--- BEGIN ---

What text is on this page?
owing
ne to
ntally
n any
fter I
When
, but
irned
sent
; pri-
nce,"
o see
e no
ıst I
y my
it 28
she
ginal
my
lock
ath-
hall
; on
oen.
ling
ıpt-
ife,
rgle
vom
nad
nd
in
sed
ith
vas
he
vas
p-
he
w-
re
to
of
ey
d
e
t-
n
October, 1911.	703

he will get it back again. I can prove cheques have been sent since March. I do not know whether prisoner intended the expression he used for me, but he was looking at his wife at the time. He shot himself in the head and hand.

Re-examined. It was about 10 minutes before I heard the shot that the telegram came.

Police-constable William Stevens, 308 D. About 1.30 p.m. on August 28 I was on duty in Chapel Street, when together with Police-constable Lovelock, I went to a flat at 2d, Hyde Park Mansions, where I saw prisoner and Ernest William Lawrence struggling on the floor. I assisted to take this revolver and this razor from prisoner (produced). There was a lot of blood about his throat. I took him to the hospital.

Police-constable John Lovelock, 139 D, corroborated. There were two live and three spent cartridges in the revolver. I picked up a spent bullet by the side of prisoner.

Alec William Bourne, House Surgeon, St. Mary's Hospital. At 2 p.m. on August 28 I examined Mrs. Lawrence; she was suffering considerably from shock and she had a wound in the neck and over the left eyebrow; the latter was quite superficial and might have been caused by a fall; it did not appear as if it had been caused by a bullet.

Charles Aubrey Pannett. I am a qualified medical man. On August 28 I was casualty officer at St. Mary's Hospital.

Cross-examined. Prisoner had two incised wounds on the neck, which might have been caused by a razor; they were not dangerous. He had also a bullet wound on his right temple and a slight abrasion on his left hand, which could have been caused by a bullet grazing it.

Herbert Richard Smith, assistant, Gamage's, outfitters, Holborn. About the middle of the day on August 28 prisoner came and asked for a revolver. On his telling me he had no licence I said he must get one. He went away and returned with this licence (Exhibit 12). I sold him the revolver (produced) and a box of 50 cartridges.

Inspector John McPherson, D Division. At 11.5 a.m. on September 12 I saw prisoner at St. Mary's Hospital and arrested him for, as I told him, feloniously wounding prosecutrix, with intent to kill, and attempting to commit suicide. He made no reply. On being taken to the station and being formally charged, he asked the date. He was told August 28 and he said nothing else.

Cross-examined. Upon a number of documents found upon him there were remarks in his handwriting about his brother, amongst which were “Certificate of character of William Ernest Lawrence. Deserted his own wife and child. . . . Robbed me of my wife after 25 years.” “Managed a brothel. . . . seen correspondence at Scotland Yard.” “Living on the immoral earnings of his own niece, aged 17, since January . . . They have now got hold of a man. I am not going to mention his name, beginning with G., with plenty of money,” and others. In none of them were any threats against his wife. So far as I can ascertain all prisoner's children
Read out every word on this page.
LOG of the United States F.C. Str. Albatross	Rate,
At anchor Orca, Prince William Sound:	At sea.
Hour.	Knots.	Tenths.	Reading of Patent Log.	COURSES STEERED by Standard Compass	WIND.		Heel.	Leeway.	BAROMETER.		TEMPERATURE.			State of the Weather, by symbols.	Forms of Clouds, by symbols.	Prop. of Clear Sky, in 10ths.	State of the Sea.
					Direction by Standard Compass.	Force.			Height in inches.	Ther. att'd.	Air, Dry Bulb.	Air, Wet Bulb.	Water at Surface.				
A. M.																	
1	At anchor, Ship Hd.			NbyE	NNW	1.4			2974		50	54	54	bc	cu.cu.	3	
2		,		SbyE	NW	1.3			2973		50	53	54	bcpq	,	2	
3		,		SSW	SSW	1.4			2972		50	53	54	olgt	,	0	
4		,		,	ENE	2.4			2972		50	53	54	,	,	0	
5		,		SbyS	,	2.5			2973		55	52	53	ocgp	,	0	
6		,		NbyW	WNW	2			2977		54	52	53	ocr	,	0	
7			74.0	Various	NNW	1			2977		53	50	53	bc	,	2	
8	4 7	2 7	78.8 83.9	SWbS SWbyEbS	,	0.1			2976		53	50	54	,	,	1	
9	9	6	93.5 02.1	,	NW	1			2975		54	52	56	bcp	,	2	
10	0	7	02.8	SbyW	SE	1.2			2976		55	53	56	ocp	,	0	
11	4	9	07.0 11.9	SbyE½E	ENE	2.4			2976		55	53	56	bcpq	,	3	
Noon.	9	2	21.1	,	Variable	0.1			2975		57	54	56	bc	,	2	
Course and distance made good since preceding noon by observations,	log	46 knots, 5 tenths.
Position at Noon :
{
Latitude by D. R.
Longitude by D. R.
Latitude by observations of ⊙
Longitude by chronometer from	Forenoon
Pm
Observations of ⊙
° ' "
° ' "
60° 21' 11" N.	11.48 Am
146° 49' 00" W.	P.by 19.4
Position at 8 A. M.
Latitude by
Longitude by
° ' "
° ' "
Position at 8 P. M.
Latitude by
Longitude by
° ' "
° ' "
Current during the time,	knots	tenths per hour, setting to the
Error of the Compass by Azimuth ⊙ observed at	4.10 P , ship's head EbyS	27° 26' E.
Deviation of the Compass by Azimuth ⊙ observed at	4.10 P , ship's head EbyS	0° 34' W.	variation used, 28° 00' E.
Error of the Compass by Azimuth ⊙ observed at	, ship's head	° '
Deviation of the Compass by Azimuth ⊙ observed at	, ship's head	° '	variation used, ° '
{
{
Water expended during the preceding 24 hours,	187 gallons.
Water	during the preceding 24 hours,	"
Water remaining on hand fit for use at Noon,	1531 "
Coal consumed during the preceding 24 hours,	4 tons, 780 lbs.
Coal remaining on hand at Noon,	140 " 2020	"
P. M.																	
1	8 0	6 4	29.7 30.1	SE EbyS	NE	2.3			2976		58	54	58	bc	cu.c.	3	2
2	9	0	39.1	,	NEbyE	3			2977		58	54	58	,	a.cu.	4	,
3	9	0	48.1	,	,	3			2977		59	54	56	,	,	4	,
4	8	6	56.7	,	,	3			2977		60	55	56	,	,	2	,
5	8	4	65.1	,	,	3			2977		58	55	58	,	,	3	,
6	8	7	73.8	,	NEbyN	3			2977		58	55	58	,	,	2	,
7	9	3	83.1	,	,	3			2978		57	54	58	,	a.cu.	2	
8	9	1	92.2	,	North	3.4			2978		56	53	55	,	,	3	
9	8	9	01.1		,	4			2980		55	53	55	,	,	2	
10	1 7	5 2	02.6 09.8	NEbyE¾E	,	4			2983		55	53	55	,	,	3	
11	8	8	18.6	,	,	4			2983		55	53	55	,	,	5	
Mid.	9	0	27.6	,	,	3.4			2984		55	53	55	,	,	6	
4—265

--- END ---

● Written exercise
Go through the records and print each one exactly.

● Answer to this exercise
What text is on this page?
owing
ne to
ntally
n any
fter I
When
, but
irned
sent
; pri-
nce,"
o see
e no
ıst I
y my
it 28
she
ginal
my
lock
ath-
hall
; on
oen.
ling
ıpt-
ife,
rgle
vom
nad
nd
in
sed
ith
vas
he
vas
p-
he
w-
re
to
of
ey
d
e
t-
n
October, 1911.	703

he will get it back again. I can prove cheques have been sent since March. I do not know whether prisoner intended the expression he used for me, but he was looking at his wife at the time. He shot himself in the head and hand.

Re-examined. It was about 10 minutes before I heard the shot that the telegram came.

Police-constable William Stevens, 308 D. About 1.30 p.m. on August 28 I was on duty in Chapel Street, when together with Police-constable Lovelock, I went to a flat at 2d, Hyde Park Mansions, where I saw prisoner and Ernest William Lawrence struggling on the floor. I assisted to take this revolver and this razor from prisoner (produced). There was a lot of blood about his throat. I took him to the hospital.

Police-constable John Lovelock, 139 D, corroborated. There were two live and three spent cartridges in the revolver. I picked up a spent bullet by the side of prisoner.

Alec William Bourne, House Surgeon, St. Mary's Hospital. At 2 p.m. on August 28 I examined Mrs. Lawrence; she was suffering considerably from shock and she had a wound in the neck and over the left eyebrow; the latter was quite superficial and might have been caused by a fall; it did not appear as if it had been caused by a bullet.

Charles Aubrey Pannett. I am a qualified medical man. On August 28 I was casualty officer at St. Mary's Hospital.

Cross-examined. Prisoner had two incised wounds on the neck, which might have been caused by a razor; they were not dangerous. He had also a bullet wound on his right temple and a slight abrasion on his left hand, which could have been caused by a bullet grazing it.

Herbert Richard Smith, assistant, Gamage's, outfitters, Holborn. About the middle of the day on August 28 prisoner came and asked for a revolver. On his telling me he had no licence I said he must get one. He went away and returned with this licence (Exhibit 12). I sold him the revolver (produced) and a box of 50 cartridges.

Inspector John McPherson, D Division. At 11.5 a.m. on September 12 I saw prisoner at St. Mary's Hospital and arrested him for, as I told him, feloniously wounding prosecutrix, with intent to kill, and attempting to commit suicide. He made no reply. On being taken to the station and being formally charged, he asked the date. He was told August 28 and he said nothing else.

Cross-examined. Upon a number of documents found upon him there were remarks in his handwriting about his brother, amongst which were “Certificate of character of William Ernest Lawrence. Deserted his own wife and child. . . . Robbed me of my wife after 25 years.” “Managed a brothel. . . . seen correspondence at Scotland Yard.” “Living on the immoral earnings of his own niece, aged 17, since January . . . They have now got hold of a man. I am not going to mention his name, beginning with G., with plenty of money,” and others. In none of them were any threats against his wife. So far as I can ascertain all prisoner's children
Read out every word on this page.
LOG of the United States F.C. Str. Albatross	Rate,
At anchor Orca, Prince William Sound:	At sea.
Hour.	Knots.	Tenths.	Reading of Patent Log.	COURSES STEERED by Standard Compass	WIND.		Heel.	Leeway.	BAROMETER.		TEMPERATURE.			State of the Weather, by symbols.	Forms of Clouds, by symbols.	Prop. of Clear Sky, in 10ths.	State of the Sea.
					Direction by Standard Compass.	Force.			Height in inches.	Ther. att'd.	Air, Dry Bulb.	Air, Wet Bulb.	Water at Surface.				
A. M.																	
1	At anchor, Ship Hd.			NbyE	NNW	1.4			2974		50	54	54	bc	cu.cu.	3	
2		,		SbyE	NW	1.3			2973		50	53	54	bcpq	,	2	
3		,		SSW	SSW	1.4			2972		50	53	54	olgt	,	0	
4		,		,	ENE	2.4			2972		50	53	54	,	,	0	
5		,		SbyS	,	2.5			2973		55	52	53	ocgp	,	0	
6		,		NbyW	WNW	2			2977		54	52	53	ocr	,	0	
7			74.0	Various	NNW	1			2977		53	50	53	bc	,	2	
8	4 7	2 7	78.8 83.9	SWbS SWbyEbS	,	0.1			2976		53	50	54	,	,	1	
9	9	6	93.5 02.1	,	NW	1			2975		54	52	56	bcp	,	2	
10	0	7	02.8	SbyW	SE	1.2			2976		55	53	56	ocp	,	0	
11	4	9	07.0 11.9	SbyE½E	ENE	2.4			2976		55	53	56	bcpq	,	3	
Noon.	9	2	21.1	,	Variable	0.1			2975		57	54	56	bc	,	2	
Course and distance made good since preceding noon by observations,	log	46 knots, 5 tenths.
Position at Noon :
{
Latitude by D. R.
Longitude by D. R.
Latitude by observations of ⊙
Longitude by chronometer from	Forenoon
Pm
Observations of ⊙
° ' "
° ' "
60° 21' 11" N.	11.48 Am
146° 49' 00" W.	P.by 19.4
Position at 8 A. M.
Latitude by
Longitude by
° ' "
° ' "
Position at 8 P. M.
Latitude by
Longitude by
° ' "
° ' "
Current during the time,	knots	tenths per hour, setting to the
Error of the Compass by Azimuth ⊙ observed at	4.10 P , ship's head EbyS	27° 26' E.
Deviation of the Compass by Azimuth ⊙ observed at	4.10 P , ship's head EbyS	0° 34' W.	variation used, 28° 00' E.
Error of the Compass by Azimuth ⊙ observed at	, ship's head	° '
Deviation of the Compass by Azimuth ⊙ observed at	, ship's head	° '	variation used, ° '
{
{
Water expended during the preceding 24 hours,	187 gallons.
Water	during the preceding 24 hours,	"
Water remaining on hand fit for use at Noon,	1531 "
Coal consumed during the preceding 24 hours,	4 tons, 780 lbs.
Coal remaining on hand at Noon,	140 " 2020	"
P. M.																	
1	8 0	6 4	29.7 30.1	SE EbyS	NE	2.3			2976		58	54	58	bc	cu.c.	3	2
2	9	0	39.1	,	NEbyE	3			2977		58	54	58	,	a.cu.	4	,
3	9	0	48.1	,	,	3			2977		59	54	56	,	,	4	,
4	8	6	56.7	,	,	3			2977		60	55	56	,	,	2	,
5	8	4	65.1	,	,	3			2977		58	55	58	,	,	3	,
6	8	7	73.8	,	NEbyN	3			2977		58	55	58	,	,	2	,
7	9	3	83.1	,	,	3			2978		57	54	58	,	a.cu.	2	
8	9	1	92.2	,	North	3.4			2978		56	53	55	,	,	3	
9	8	9	01.1		,	4			2980		55	53	55	,	,	2	
10	1 7	5 2	02.6 09.8	NEbyE¾E	,	4			2983		55	53	55	,	,	3	
11	8	8	18.6	,	,	4			2983		55	53	55	,	,	5	
Mid.	9	0	27.6	,	,	3.4			2984		55	53	55	,	,	6	
4—265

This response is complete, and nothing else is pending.